What you need to do: Strip the pictures and reproduce the rest of the listing exactly.

[Data listing]
## begin

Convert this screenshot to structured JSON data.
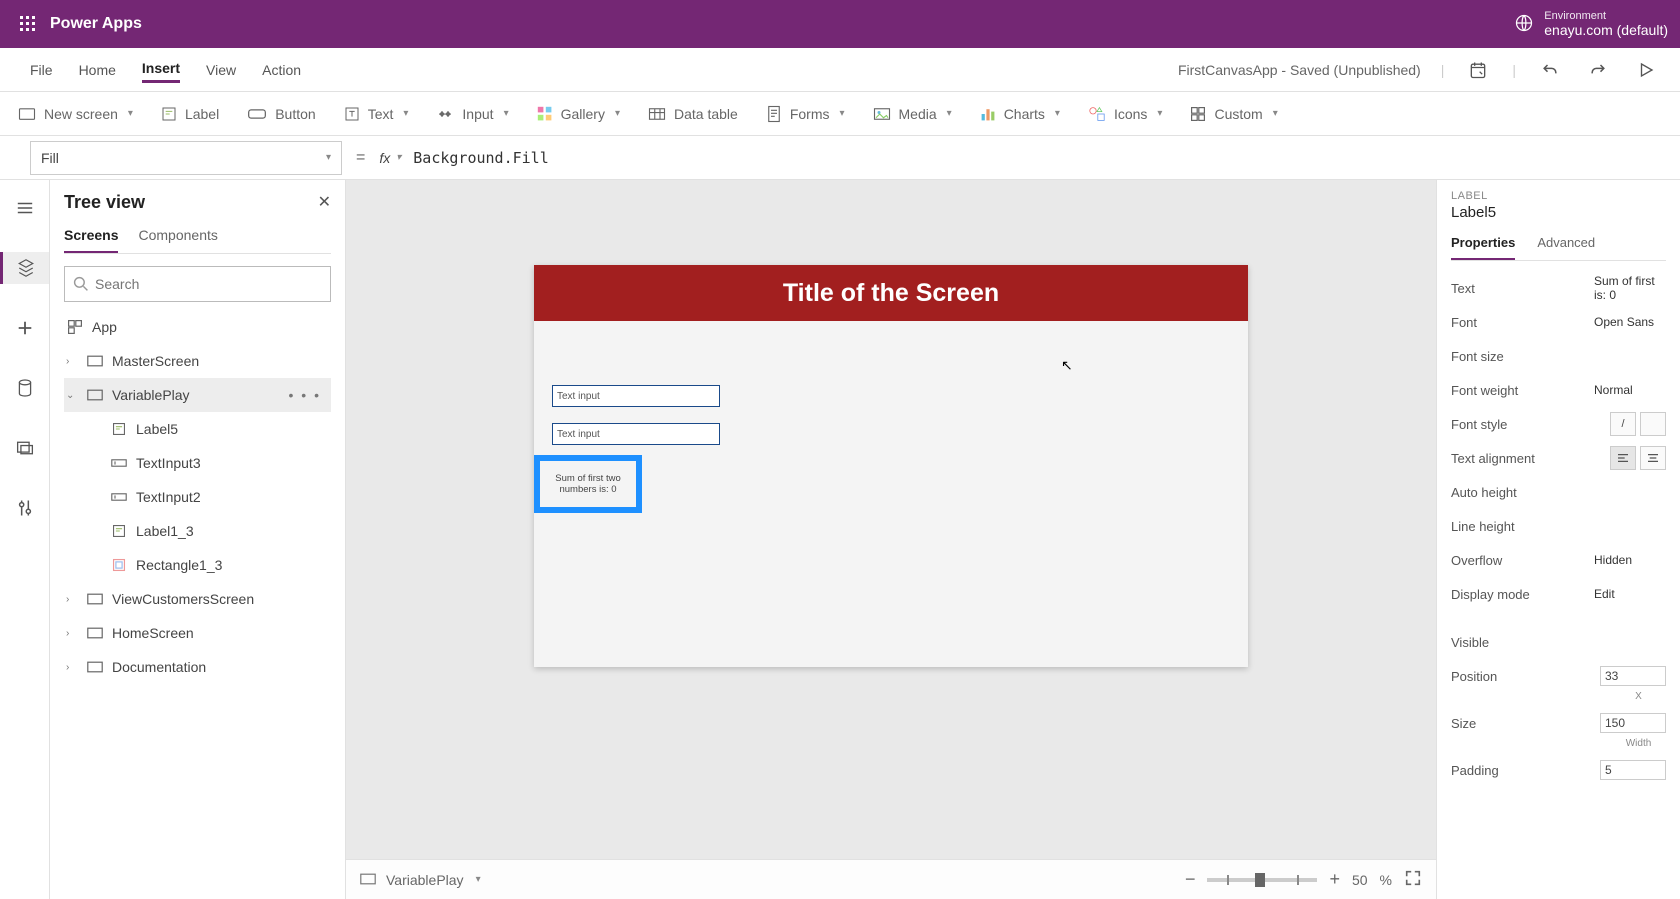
{
  "titlebar": {
    "app": "Power Apps",
    "env_label": "Environment",
    "env_value": "enayu.com (default)"
  },
  "menus": {
    "file": "File",
    "home": "Home",
    "insert": "Insert",
    "view": "View",
    "action": "Action",
    "doc_status": "FirstCanvasApp - Saved (Unpublished)"
  },
  "ribbon": {
    "newscreen": "New screen",
    "label": "Label",
    "button": "Button",
    "text": "Text",
    "input": "Input",
    "gallery": "Gallery",
    "datatable": "Data table",
    "forms": "Forms",
    "media": "Media",
    "charts": "Charts",
    "icons": "Icons",
    "custom": "Custom"
  },
  "formula": {
    "property": "Fill",
    "value": "Background.Fill",
    "fx": "fx"
  },
  "tree": {
    "title": "Tree view",
    "tabs": {
      "screens": "Screens",
      "components": "Components"
    },
    "search_placeholder": "Search",
    "app": "App",
    "nodes": [
      {
        "label": "MasterScreen"
      },
      {
        "label": "VariablePlay",
        "selected": true,
        "expanded": true,
        "children": [
          {
            "label": "Label5",
            "icon": "label"
          },
          {
            "label": "TextInput3",
            "icon": "textinput"
          },
          {
            "label": "TextInput2",
            "icon": "textinput"
          },
          {
            "label": "Label1_3",
            "icon": "label"
          },
          {
            "label": "Rectangle1_3",
            "icon": "rect"
          }
        ]
      },
      {
        "label": "ViewCustomersScreen"
      },
      {
        "label": "HomeScreen"
      },
      {
        "label": "Documentation"
      }
    ]
  },
  "canvas": {
    "banner": "Title of the Screen",
    "input_placeholder": "Text input",
    "sum_label": "Sum of first two numbers is: 0"
  },
  "statusbar": {
    "screen": "VariablePlay",
    "zoom": "50",
    "unit": "%"
  },
  "props": {
    "type": "LABEL",
    "name": "Label5",
    "tabs": {
      "properties": "Properties",
      "advanced": "Advanced"
    },
    "rows": {
      "text_label": "Text",
      "text_value": "Sum of first is: 0",
      "font_label": "Font",
      "font_value": "Open Sans",
      "fontsize_label": "Font size",
      "fontweight_label": "Font weight",
      "fontweight_value": "Normal",
      "fontstyle_label": "Font style",
      "fontstyle_value": "/",
      "textalign_label": "Text alignment",
      "autoheight_label": "Auto height",
      "lineheight_label": "Line height",
      "overflow_label": "Overflow",
      "overflow_value": "Hidden",
      "displaymode_label": "Display mode",
      "displaymode_value": "Edit",
      "visible_label": "Visible",
      "position_label": "Position",
      "position_x": "33",
      "position_x_sub": "X",
      "size_label": "Size",
      "size_w": "150",
      "size_w_sub": "Width",
      "padding_label": "Padding",
      "padding_v": "5"
    }
  }
}
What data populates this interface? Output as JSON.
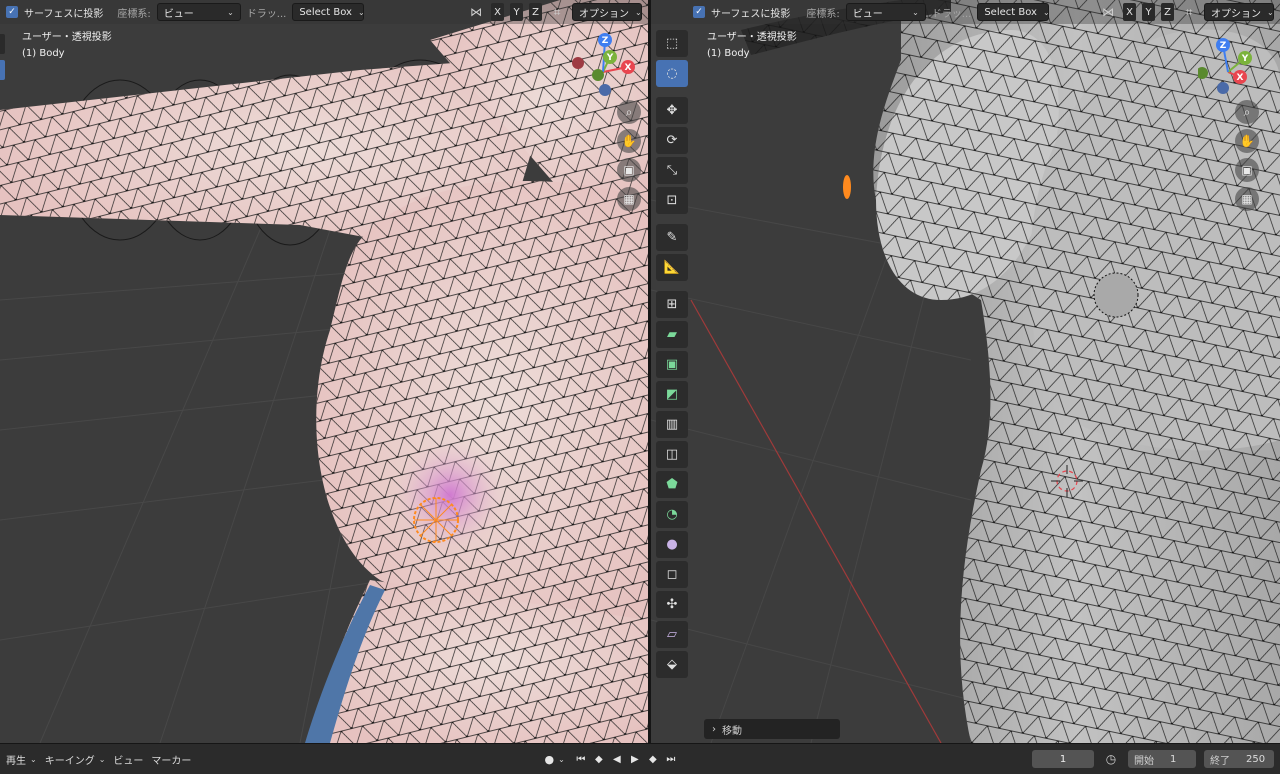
{
  "left_viewport": {
    "header": {
      "surface_project_label": "サーフェスに投影",
      "orientation_label": "座標系:",
      "orientation_value": "ビュー",
      "drag_label": "ドラッ...",
      "drag_value": "Select Box",
      "axes": [
        "X",
        "Y",
        "Z"
      ],
      "options_label": "オプション"
    },
    "info": {
      "view_name": "ユーザー・透視投影",
      "object_name": "(1) Body"
    },
    "gizmo": {
      "x": "X",
      "y": "Y",
      "z": "Z"
    },
    "nav_icons": [
      "zoom-icon",
      "hand-icon",
      "camera-icon",
      "grid-icon"
    ]
  },
  "right_viewport": {
    "header": {
      "surface_project_label": "サーフェスに投影",
      "orientation_label": "座標系:",
      "orientation_value": "ビュー",
      "drag_label": "ドラッ...",
      "drag_value": "Select Box",
      "axes": [
        "X",
        "Y",
        "Z"
      ],
      "options_label": "オプション"
    },
    "info": {
      "view_name": "ユーザー・透視投影",
      "object_name": "(1) Body"
    },
    "gizmo": {
      "x": "X",
      "y": "Y",
      "z": "Z"
    },
    "tools": [
      "select-box-icon",
      "select-circle-icon",
      "move-icon",
      "rotate-icon",
      "scale-icon",
      "transform-icon",
      "annotate-icon",
      "measure-icon",
      "add-cube-icon",
      "extrude-icon",
      "inset-icon",
      "bevel-icon",
      "loopcut-icon",
      "knife-icon",
      "polybuild-icon",
      "spin-icon",
      "smooth-icon",
      "edge-slide-icon",
      "shrink-icon",
      "shear-icon",
      "rip-icon"
    ],
    "last_operator": "移動"
  },
  "timeline": {
    "playback_label": "再生",
    "keying_label": "キーイング",
    "view_label": "ビュー",
    "marker_label": "マーカー",
    "current_frame": "1",
    "start_label": "開始",
    "start_value": "1",
    "end_label": "終了",
    "end_value": "250"
  },
  "colors": {
    "accent": "#4772b3",
    "viewport_bg": "#3c3c3c",
    "mesh_pink": "#ecc9c7",
    "mesh_gray": "#b4b4b4",
    "selection_orange": "#ff8a1e",
    "axis_x": "#e8454f",
    "axis_y": "#7bb33c",
    "axis_z": "#3f7ef0"
  }
}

## end

Problem solution:
Convert this screenshot to structured JSON data.
{
  "titlebar": {
    "app": "Power Apps",
    "env_label": "Environment",
    "env_value": "enayu.com (default)"
  },
  "menus": {
    "file": "File",
    "home": "Home",
    "insert": "Insert",
    "view": "View",
    "action": "Action",
    "doc_status": "FirstCanvasApp - Saved (Unpublished)"
  },
  "ribbon": {
    "newscreen": "New screen",
    "label": "Label",
    "button": "Button",
    "text": "Text",
    "input": "Input",
    "gallery": "Gallery",
    "datatable": "Data table",
    "forms": "Forms",
    "media": "Media",
    "charts": "Charts",
    "icons": "Icons",
    "custom": "Custom"
  },
  "formula": {
    "property": "Fill",
    "value": "Background.Fill",
    "fx": "fx"
  },
  "tree": {
    "title": "Tree view",
    "tabs": {
      "screens": "Screens",
      "components": "Components"
    },
    "search_placeholder": "Search",
    "app": "App",
    "nodes": [
      {
        "label": "MasterScreen"
      },
      {
        "label": "VariablePlay",
        "selected": true,
        "expanded": true,
        "children": [
          {
            "label": "Label5",
            "icon": "label"
          },
          {
            "label": "TextInput3",
            "icon": "textinput"
          },
          {
            "label": "TextInput2",
            "icon": "textinput"
          },
          {
            "label": "Label1_3",
            "icon": "label"
          },
          {
            "label": "Rectangle1_3",
            "icon": "rect"
          }
        ]
      },
      {
        "label": "ViewCustomersScreen"
      },
      {
        "label": "HomeScreen"
      },
      {
        "label": "Documentation"
      }
    ]
  },
  "canvas": {
    "banner": "Title of the Screen",
    "input_placeholder": "Text input",
    "sum_label": "Sum of first two numbers is: 0"
  },
  "statusbar": {
    "screen": "VariablePlay",
    "zoom": "50",
    "unit": "%"
  },
  "props": {
    "type": "LABEL",
    "name": "Label5",
    "tabs": {
      "properties": "Properties",
      "advanced": "Advanced"
    },
    "rows": {
      "text_label": "Text",
      "text_value": "Sum of first is: 0",
      "font_label": "Font",
      "font_value": "Open Sans",
      "fontsize_label": "Font size",
      "fontweight_label": "Font weight",
      "fontweight_value": "Normal",
      "fontstyle_label": "Font style",
      "fontstyle_value": "/",
      "textalign_label": "Text alignment",
      "autoheight_label": "Auto height",
      "lineheight_label": "Line height",
      "overflow_label": "Overflow",
      "overflow_value": "Hidden",
      "displaymode_label": "Display mode",
      "displaymode_value": "Edit",
      "visible_label": "Visible",
      "position_label": "Position",
      "position_x": "33",
      "position_x_sub": "X",
      "size_label": "Size",
      "size_w": "150",
      "size_w_sub": "Width",
      "padding_label": "Padding",
      "padding_v": "5"
    }
  }
}
What data populates this interface? Output as JSON.
{
  "left_viewport": {
    "header": {
      "surface_project_label": "サーフェスに投影",
      "orientation_label": "座標系:",
      "orientation_value": "ビュー",
      "drag_label": "ドラッ...",
      "drag_value": "Select Box",
      "axes": [
        "X",
        "Y",
        "Z"
      ],
      "options_label": "オプション"
    },
    "info": {
      "view_name": "ユーザー・透視投影",
      "object_name": "(1) Body"
    },
    "gizmo": {
      "x": "X",
      "y": "Y",
      "z": "Z"
    },
    "nav_icons": [
      "zoom-icon",
      "hand-icon",
      "camera-icon",
      "grid-icon"
    ]
  },
  "right_viewport": {
    "header": {
      "surface_project_label": "サーフェスに投影",
      "orientation_label": "座標系:",
      "orientation_value": "ビュー",
      "drag_label": "ドラッ...",
      "drag_value": "Select Box",
      "axes": [
        "X",
        "Y",
        "Z"
      ],
      "options_label": "オプション"
    },
    "info": {
      "view_name": "ユーザー・透視投影",
      "object_name": "(1) Body"
    },
    "gizmo": {
      "x": "X",
      "y": "Y",
      "z": "Z"
    },
    "tools": [
      "select-box-icon",
      "select-circle-icon",
      "move-icon",
      "rotate-icon",
      "scale-icon",
      "transform-icon",
      "annotate-icon",
      "measure-icon",
      "add-cube-icon",
      "extrude-icon",
      "inset-icon",
      "bevel-icon",
      "loopcut-icon",
      "knife-icon",
      "polybuild-icon",
      "spin-icon",
      "smooth-icon",
      "edge-slide-icon",
      "shrink-icon",
      "shear-icon",
      "rip-icon"
    ],
    "last_operator": "移動"
  },
  "timeline": {
    "playback_label": "再生",
    "keying_label": "キーイング",
    "view_label": "ビュー",
    "marker_label": "マーカー",
    "current_frame": "1",
    "start_label": "開始",
    "start_value": "1",
    "end_label": "終了",
    "end_value": "250"
  },
  "colors": {
    "accent": "#4772b3",
    "viewport_bg": "#3c3c3c",
    "mesh_pink": "#ecc9c7",
    "mesh_gray": "#b4b4b4",
    "selection_orange": "#ff8a1e",
    "axis_x": "#e8454f",
    "axis_y": "#7bb33c",
    "axis_z": "#3f7ef0"
  }
}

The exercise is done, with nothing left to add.